== Data rows ==

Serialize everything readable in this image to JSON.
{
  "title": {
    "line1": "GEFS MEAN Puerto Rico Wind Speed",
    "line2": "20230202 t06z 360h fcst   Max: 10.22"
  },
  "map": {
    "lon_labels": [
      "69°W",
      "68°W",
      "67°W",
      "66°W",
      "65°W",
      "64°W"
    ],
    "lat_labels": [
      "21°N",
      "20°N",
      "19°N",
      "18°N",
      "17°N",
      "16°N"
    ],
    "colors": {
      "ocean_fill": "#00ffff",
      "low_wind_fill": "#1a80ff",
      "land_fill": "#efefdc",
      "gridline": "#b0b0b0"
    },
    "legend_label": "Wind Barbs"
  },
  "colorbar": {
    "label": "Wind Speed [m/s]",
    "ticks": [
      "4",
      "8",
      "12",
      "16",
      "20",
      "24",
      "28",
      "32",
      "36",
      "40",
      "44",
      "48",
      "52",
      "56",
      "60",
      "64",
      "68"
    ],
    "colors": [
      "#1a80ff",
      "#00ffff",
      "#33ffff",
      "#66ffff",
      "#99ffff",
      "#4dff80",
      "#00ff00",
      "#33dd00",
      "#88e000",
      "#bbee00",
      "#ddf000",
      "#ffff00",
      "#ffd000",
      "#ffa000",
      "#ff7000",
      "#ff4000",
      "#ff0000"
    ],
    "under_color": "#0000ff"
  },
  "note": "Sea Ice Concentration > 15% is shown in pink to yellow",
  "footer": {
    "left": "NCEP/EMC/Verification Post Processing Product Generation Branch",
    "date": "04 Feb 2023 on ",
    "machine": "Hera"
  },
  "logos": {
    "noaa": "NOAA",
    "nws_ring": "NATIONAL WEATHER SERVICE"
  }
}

===

= Written request =
Across all the entries, count the lines that contain the word "Speed" and give the number by itself.

= Written answer =
2